Problem requirements: Retype all of the data exactly as given.

## Begin

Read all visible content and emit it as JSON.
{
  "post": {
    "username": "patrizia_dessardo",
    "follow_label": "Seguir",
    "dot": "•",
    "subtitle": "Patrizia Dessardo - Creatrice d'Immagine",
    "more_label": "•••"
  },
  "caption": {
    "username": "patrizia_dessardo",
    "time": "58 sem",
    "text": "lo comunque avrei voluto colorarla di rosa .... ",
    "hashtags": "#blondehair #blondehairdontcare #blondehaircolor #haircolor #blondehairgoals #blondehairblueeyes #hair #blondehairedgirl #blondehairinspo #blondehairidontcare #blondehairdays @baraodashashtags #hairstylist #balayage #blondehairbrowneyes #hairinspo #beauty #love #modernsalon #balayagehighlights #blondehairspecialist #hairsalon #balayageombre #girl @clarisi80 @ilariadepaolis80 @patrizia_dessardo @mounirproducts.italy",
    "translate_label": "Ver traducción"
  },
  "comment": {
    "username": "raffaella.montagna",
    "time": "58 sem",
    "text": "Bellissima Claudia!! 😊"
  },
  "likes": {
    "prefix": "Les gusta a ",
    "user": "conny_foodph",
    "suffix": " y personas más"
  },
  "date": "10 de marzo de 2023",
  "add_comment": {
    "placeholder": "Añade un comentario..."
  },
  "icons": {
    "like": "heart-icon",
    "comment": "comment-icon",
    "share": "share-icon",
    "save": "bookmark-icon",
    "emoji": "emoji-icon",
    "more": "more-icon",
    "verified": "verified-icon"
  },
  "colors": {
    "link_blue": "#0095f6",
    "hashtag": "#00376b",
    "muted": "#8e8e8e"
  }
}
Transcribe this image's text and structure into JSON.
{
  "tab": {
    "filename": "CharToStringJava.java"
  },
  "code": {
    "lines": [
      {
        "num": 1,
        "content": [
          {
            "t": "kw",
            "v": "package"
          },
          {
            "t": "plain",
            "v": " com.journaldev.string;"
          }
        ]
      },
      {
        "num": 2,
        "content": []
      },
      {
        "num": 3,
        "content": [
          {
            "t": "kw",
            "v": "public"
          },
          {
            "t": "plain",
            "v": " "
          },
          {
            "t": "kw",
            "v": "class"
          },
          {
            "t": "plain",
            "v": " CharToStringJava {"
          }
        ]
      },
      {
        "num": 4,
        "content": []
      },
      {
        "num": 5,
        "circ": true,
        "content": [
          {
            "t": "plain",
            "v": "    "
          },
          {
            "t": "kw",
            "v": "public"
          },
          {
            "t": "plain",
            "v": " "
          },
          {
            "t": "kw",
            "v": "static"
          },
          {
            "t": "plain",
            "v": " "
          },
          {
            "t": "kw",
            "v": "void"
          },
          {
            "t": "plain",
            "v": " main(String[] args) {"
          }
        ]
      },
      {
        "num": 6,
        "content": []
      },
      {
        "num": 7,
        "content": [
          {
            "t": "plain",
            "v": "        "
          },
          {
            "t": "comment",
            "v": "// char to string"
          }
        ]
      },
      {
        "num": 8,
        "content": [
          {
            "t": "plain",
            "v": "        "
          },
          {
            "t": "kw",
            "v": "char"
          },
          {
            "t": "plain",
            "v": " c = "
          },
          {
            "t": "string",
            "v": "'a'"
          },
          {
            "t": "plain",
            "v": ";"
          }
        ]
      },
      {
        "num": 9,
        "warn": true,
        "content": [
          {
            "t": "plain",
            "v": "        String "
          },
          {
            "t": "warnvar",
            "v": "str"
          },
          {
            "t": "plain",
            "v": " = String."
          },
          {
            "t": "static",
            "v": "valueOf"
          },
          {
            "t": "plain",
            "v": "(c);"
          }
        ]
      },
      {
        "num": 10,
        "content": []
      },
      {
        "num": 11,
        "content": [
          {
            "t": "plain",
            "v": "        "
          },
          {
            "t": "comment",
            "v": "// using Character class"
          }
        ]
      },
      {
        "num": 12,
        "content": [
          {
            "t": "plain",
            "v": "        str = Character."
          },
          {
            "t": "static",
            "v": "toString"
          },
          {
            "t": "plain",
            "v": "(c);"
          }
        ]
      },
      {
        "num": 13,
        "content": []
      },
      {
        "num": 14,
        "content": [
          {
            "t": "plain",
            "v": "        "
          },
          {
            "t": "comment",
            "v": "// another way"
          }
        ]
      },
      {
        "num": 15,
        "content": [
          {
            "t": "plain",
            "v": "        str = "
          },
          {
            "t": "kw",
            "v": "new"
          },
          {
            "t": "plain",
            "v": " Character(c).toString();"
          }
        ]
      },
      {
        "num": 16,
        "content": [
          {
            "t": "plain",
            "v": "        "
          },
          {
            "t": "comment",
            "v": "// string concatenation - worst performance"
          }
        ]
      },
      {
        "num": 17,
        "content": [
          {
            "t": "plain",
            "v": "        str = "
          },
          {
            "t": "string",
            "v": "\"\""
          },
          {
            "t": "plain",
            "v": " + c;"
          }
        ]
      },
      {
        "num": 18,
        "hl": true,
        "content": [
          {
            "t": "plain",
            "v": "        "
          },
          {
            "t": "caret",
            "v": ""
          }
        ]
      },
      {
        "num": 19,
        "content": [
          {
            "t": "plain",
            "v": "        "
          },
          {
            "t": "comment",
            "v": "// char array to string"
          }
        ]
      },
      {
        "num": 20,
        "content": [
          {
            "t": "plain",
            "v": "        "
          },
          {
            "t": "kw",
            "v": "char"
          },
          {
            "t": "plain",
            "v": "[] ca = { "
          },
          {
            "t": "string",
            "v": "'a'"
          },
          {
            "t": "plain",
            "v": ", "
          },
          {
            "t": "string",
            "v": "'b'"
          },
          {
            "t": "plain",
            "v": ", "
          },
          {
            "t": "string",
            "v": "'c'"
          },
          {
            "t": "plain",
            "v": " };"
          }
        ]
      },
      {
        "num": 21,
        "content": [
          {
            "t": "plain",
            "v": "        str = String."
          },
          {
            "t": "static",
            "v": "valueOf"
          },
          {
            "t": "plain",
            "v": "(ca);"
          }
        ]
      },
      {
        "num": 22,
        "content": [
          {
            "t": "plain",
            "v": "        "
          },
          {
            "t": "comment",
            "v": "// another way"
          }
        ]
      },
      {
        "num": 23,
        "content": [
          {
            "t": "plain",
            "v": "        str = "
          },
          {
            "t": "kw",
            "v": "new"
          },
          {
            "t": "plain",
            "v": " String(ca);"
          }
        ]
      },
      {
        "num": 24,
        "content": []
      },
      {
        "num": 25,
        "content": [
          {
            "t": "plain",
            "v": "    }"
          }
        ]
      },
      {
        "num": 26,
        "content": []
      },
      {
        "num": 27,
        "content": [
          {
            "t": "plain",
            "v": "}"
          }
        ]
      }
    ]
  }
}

## End

Solution for this exercise:
Read all visible content and emit it as JSON.
{
  "post": {
    "username": "patrizia_dessardo",
    "follow_label": "Seguir",
    "dot": "•",
    "subtitle": "Patrizia Dessardo - Creatrice d'Immagine",
    "more_label": "•••"
  },
  "caption": {
    "username": "patrizia_dessardo",
    "time": "58 sem",
    "text": "lo comunque avrei voluto colorarla di rosa .... ",
    "hashtags": "#blondehair #blondehairdontcare #blondehaircolor #haircolor #blondehairgoals #blondehairblueeyes #hair #blondehairedgirl #blondehairinspo #blondehairidontcare #blondehairdays @baraodashashtags #hairstylist #balayage #blondehairbrowneyes #hairinspo #beauty #love #modernsalon #balayagehighlights #blondehairspecialist #hairsalon #balayageombre #girl @clarisi80 @ilariadepaolis80 @patrizia_dessardo @mounirproducts.italy",
    "translate_label": "Ver traducción"
  },
  "comment": {
    "username": "raffaella.montagna",
    "time": "58 sem",
    "text": "Bellissima Claudia!! 😊"
  },
  "likes": {
    "prefix": "Les gusta a ",
    "user": "conny_foodph",
    "suffix": " y personas más"
  },
  "date": "10 de marzo de 2023",
  "add_comment": {
    "placeholder": "Añade un comentario..."
  },
  "icons": {
    "like": "heart-icon",
    "comment": "comment-icon",
    "share": "share-icon",
    "save": "bookmark-icon",
    "emoji": "emoji-icon",
    "more": "more-icon",
    "verified": "verified-icon"
  },
  "colors": {
    "link_blue": "#0095f6",
    "hashtag": "#00376b",
    "muted": "#8e8e8e"
  }
}
Transcribe this image's text and structure into JSON.
{
  "tab": {
    "filename": "CharToStringJava.java"
  },
  "code": {
    "lines": [
      {
        "num": 1,
        "content": [
          {
            "t": "kw",
            "v": "package"
          },
          {
            "t": "plain",
            "v": " com.journaldev.string;"
          }
        ]
      },
      {
        "num": 2,
        "content": []
      },
      {
        "num": 3,
        "content": [
          {
            "t": "kw",
            "v": "public"
          },
          {
            "t": "plain",
            "v": " "
          },
          {
            "t": "kw",
            "v": "class"
          },
          {
            "t": "plain",
            "v": " CharToStringJava {"
          }
        ]
      },
      {
        "num": 4,
        "content": []
      },
      {
        "num": 5,
        "circ": true,
        "content": [
          {
            "t": "plain",
            "v": "    "
          },
          {
            "t": "kw",
            "v": "public"
          },
          {
            "t": "plain",
            "v": " "
          },
          {
            "t": "kw",
            "v": "static"
          },
          {
            "t": "plain",
            "v": " "
          },
          {
            "t": "kw",
            "v": "void"
          },
          {
            "t": "plain",
            "v": " main(String[] args) {"
          }
        ]
      },
      {
        "num": 6,
        "content": []
      },
      {
        "num": 7,
        "content": [
          {
            "t": "plain",
            "v": "        "
          },
          {
            "t": "comment",
            "v": "// char to string"
          }
        ]
      },
      {
        "num": 8,
        "content": [
          {
            "t": "plain",
            "v": "        "
          },
          {
            "t": "kw",
            "v": "char"
          },
          {
            "t": "plain",
            "v": " c = "
          },
          {
            "t": "string",
            "v": "'a'"
          },
          {
            "t": "plain",
            "v": ";"
          }
        ]
      },
      {
        "num": 9,
        "warn": true,
        "content": [
          {
            "t": "plain",
            "v": "        String "
          },
          {
            "t": "warnvar",
            "v": "str"
          },
          {
            "t": "plain",
            "v": " = String."
          },
          {
            "t": "static",
            "v": "valueOf"
          },
          {
            "t": "plain",
            "v": "(c);"
          }
        ]
      },
      {
        "num": 10,
        "content": []
      },
      {
        "num": 11,
        "content": [
          {
            "t": "plain",
            "v": "        "
          },
          {
            "t": "comment",
            "v": "// using Character class"
          }
        ]
      },
      {
        "num": 12,
        "content": [
          {
            "t": "plain",
            "v": "        str = Character."
          },
          {
            "t": "static",
            "v": "toString"
          },
          {
            "t": "plain",
            "v": "(c);"
          }
        ]
      },
      {
        "num": 13,
        "content": []
      },
      {
        "num": 14,
        "content": [
          {
            "t": "plain",
            "v": "        "
          },
          {
            "t": "comment",
            "v": "// another way"
          }
        ]
      },
      {
        "num": 15,
        "content": [
          {
            "t": "plain",
            "v": "        str = "
          },
          {
            "t": "kw",
            "v": "new"
          },
          {
            "t": "plain",
            "v": " Character(c).toString();"
          }
        ]
      },
      {
        "num": 16,
        "content": [
          {
            "t": "plain",
            "v": "        "
          },
          {
            "t": "comment",
            "v": "// string concatenation - worst performance"
          }
        ]
      },
      {
        "num": 17,
        "content": [
          {
            "t": "plain",
            "v": "        str = "
          },
          {
            "t": "string",
            "v": "\"\""
          },
          {
            "t": "plain",
            "v": " + c;"
          }
        ]
      },
      {
        "num": 18,
        "hl": true,
        "content": [
          {
            "t": "plain",
            "v": "        "
          },
          {
            "t": "caret",
            "v": ""
          }
        ]
      },
      {
        "num": 19,
        "content": [
          {
            "t": "plain",
            "v": "        "
          },
          {
            "t": "comment",
            "v": "// char array to string"
          }
        ]
      },
      {
        "num": 20,
        "content": [
          {
            "t": "plain",
            "v": "        "
          },
          {
            "t": "kw",
            "v": "char"
          },
          {
            "t": "plain",
            "v": "[] ca = { "
          },
          {
            "t": "string",
            "v": "'a'"
          },
          {
            "t": "plain",
            "v": ", "
          },
          {
            "t": "string",
            "v": "'b'"
          },
          {
            "t": "plain",
            "v": ", "
          },
          {
            "t": "string",
            "v": "'c'"
          },
          {
            "t": "plain",
            "v": " };"
          }
        ]
      },
      {
        "num": 21,
        "content": [
          {
            "t": "plain",
            "v": "        str = String."
          },
          {
            "t": "static",
            "v": "valueOf"
          },
          {
            "t": "plain",
            "v": "(ca);"
          }
        ]
      },
      {
        "num": 22,
        "content": [
          {
            "t": "plain",
            "v": "        "
          },
          {
            "t": "comment",
            "v": "// another way"
          }
        ]
      },
      {
        "num": 23,
        "content": [
          {
            "t": "plain",
            "v": "        str = "
          },
          {
            "t": "kw",
            "v": "new"
          },
          {
            "t": "plain",
            "v": " String(ca);"
          }
        ]
      },
      {
        "num": 24,
        "content": []
      },
      {
        "num": 25,
        "content": [
          {
            "t": "plain",
            "v": "    }"
          }
        ]
      },
      {
        "num": 26,
        "content": []
      },
      {
        "num": 27,
        "content": [
          {
            "t": "plain",
            "v": "}"
          }
        ]
      }
    ]
  }
}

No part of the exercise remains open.